## WHAT IS NEEDED
Identify each line holding the string "Sign" and copy it.

## PROVIDED RECORDS
⁂
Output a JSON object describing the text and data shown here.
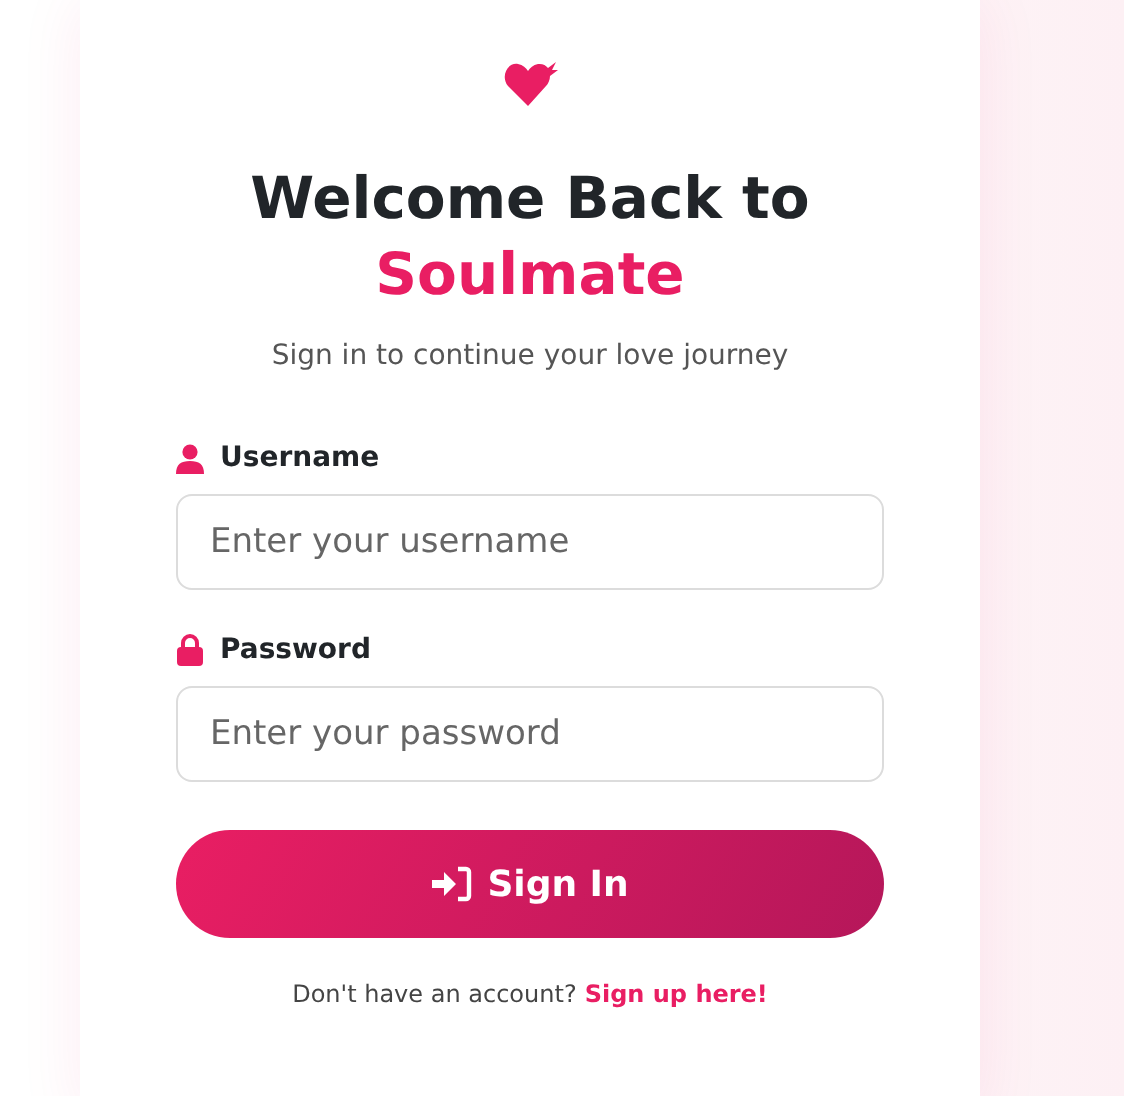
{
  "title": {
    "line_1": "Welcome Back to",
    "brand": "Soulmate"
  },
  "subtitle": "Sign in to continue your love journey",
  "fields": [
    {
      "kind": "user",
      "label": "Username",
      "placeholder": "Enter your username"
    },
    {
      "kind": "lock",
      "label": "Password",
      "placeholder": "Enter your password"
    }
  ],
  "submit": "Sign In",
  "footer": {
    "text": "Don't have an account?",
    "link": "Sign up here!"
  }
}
⁂
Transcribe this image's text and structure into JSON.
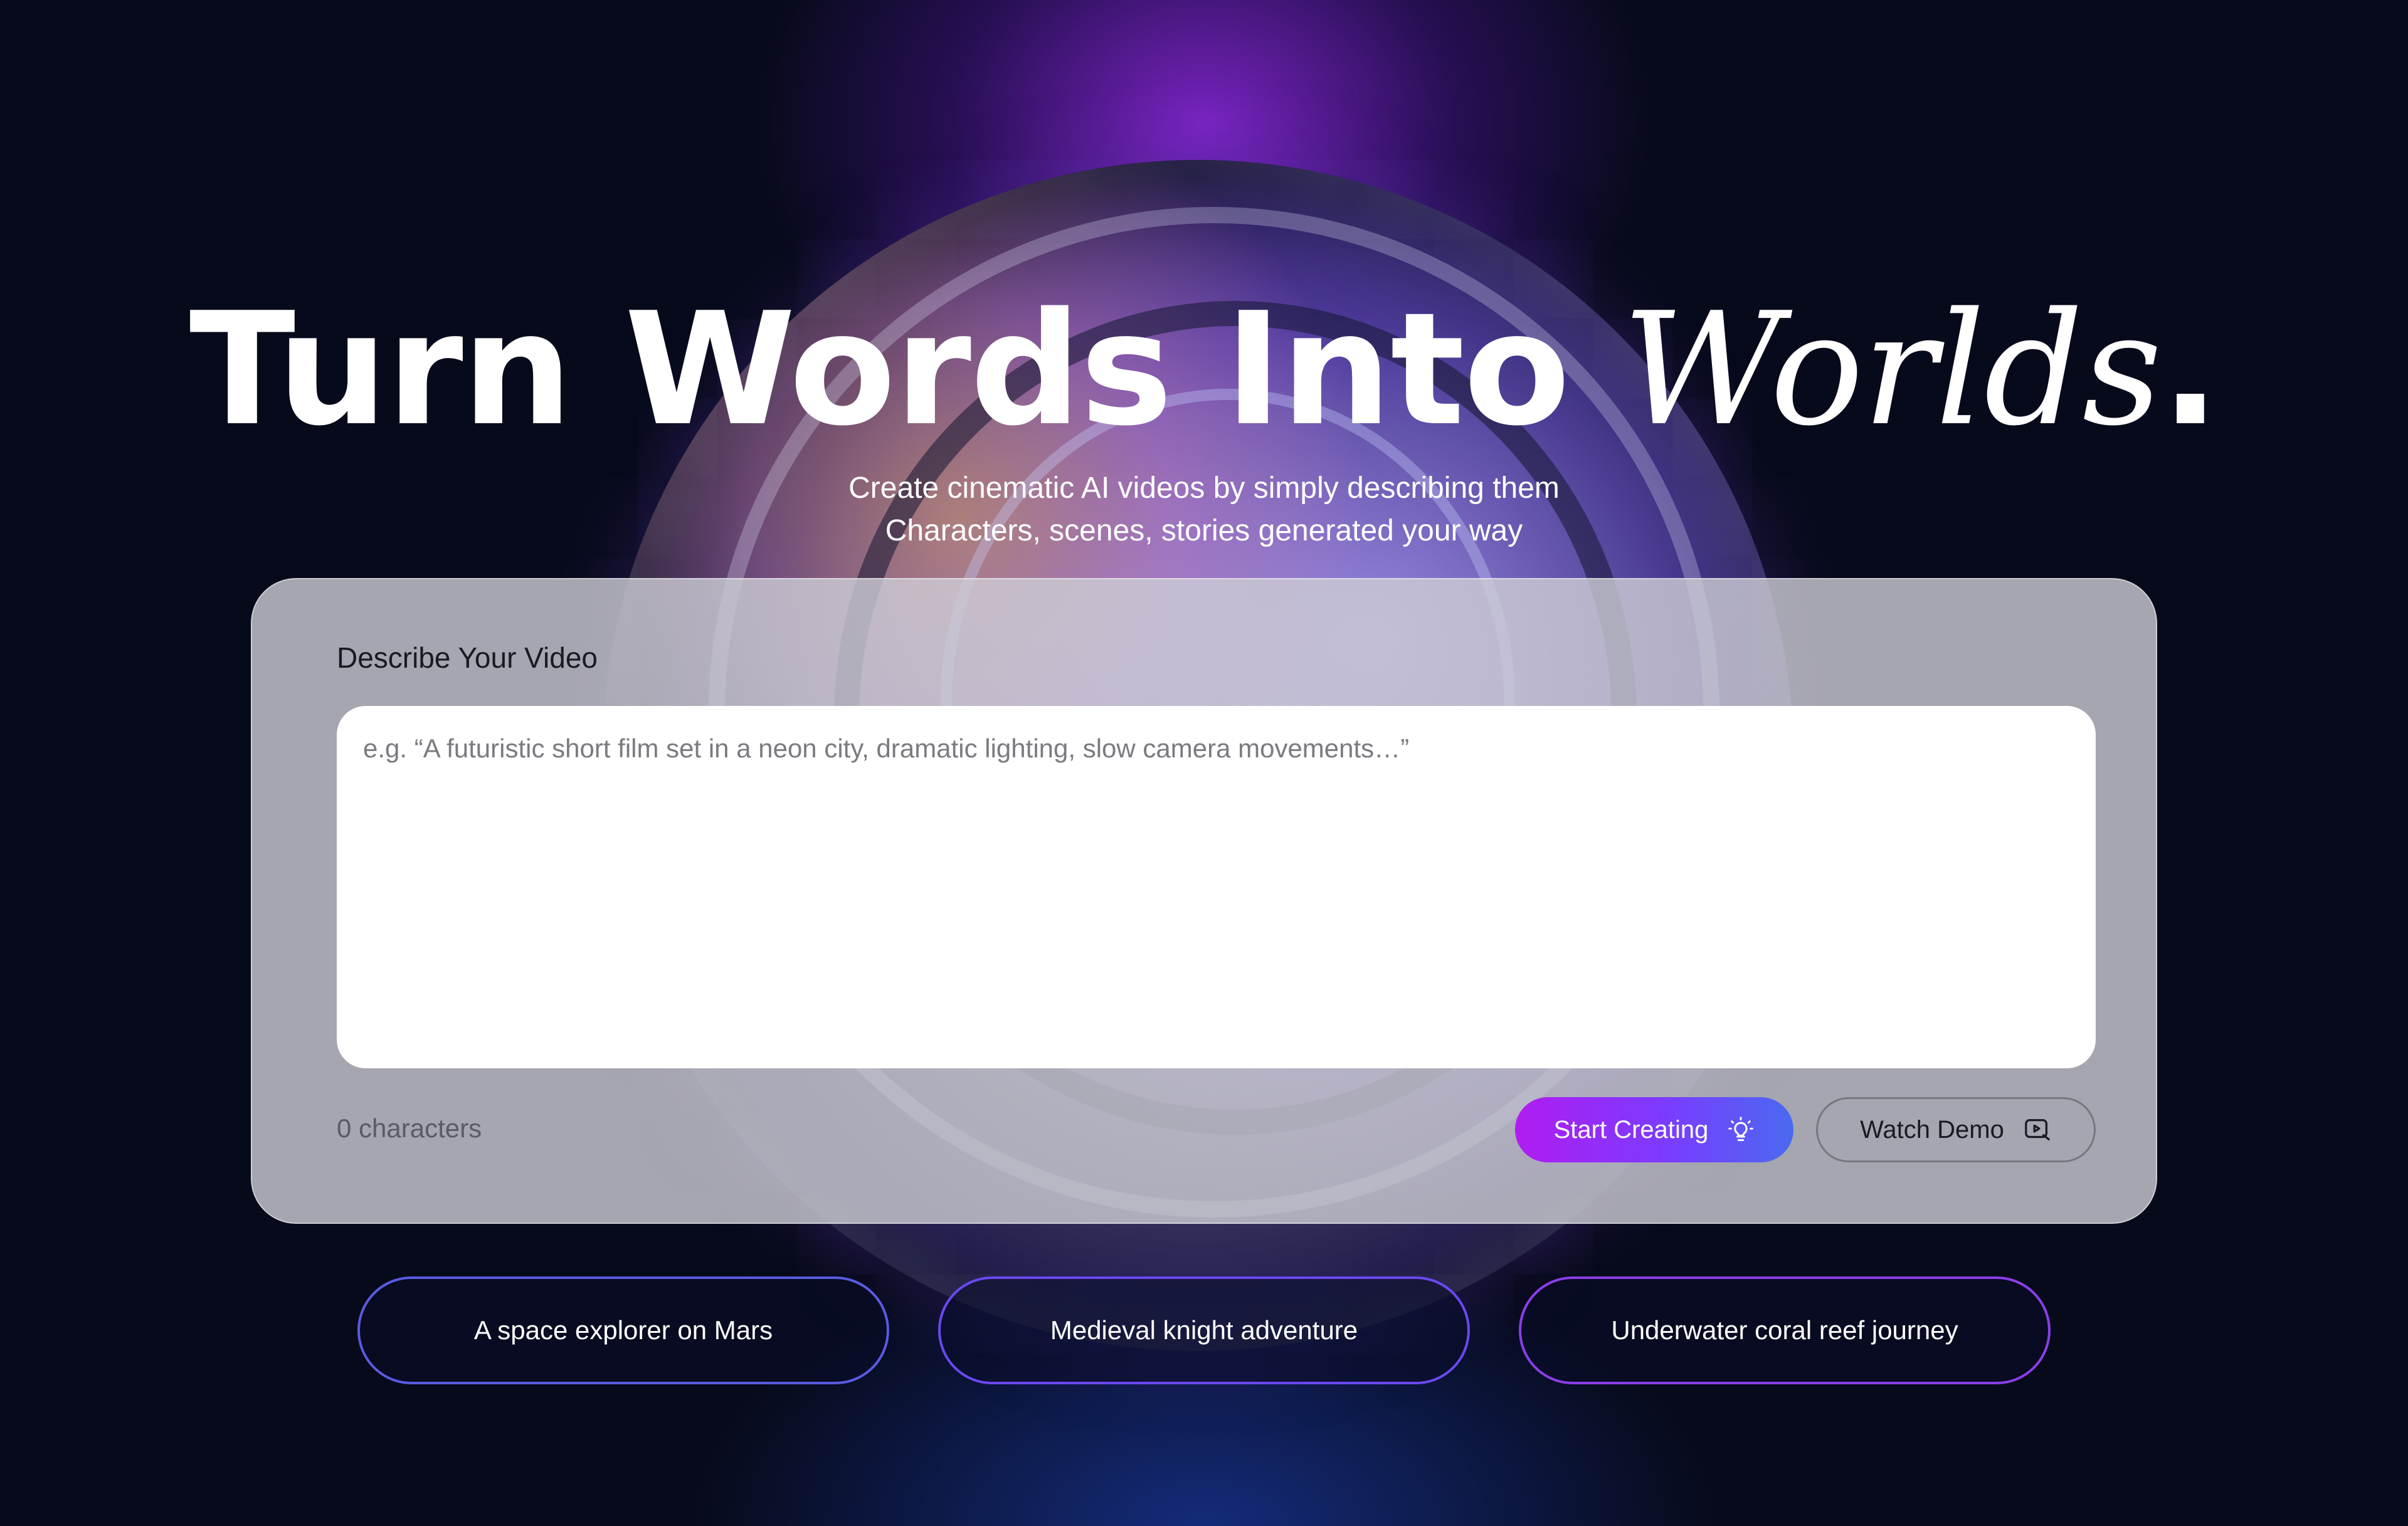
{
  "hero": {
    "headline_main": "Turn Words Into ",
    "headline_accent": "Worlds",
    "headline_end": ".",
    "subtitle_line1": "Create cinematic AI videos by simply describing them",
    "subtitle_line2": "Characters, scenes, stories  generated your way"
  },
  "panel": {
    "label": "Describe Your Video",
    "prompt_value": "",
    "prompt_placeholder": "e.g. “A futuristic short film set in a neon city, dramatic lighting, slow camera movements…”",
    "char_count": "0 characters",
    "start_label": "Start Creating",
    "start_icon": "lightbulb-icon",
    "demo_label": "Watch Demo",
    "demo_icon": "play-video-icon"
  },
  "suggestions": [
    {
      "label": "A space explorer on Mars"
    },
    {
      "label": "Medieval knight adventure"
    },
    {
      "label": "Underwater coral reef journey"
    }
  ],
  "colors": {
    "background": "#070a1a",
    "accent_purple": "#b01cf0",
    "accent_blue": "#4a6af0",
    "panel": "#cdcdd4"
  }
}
⁂
## EXERCISE OUTPUT
  "subtitle": "Sign in to continue your love journey",
  "submit": "Sign In",
    "link": "Sign up here!"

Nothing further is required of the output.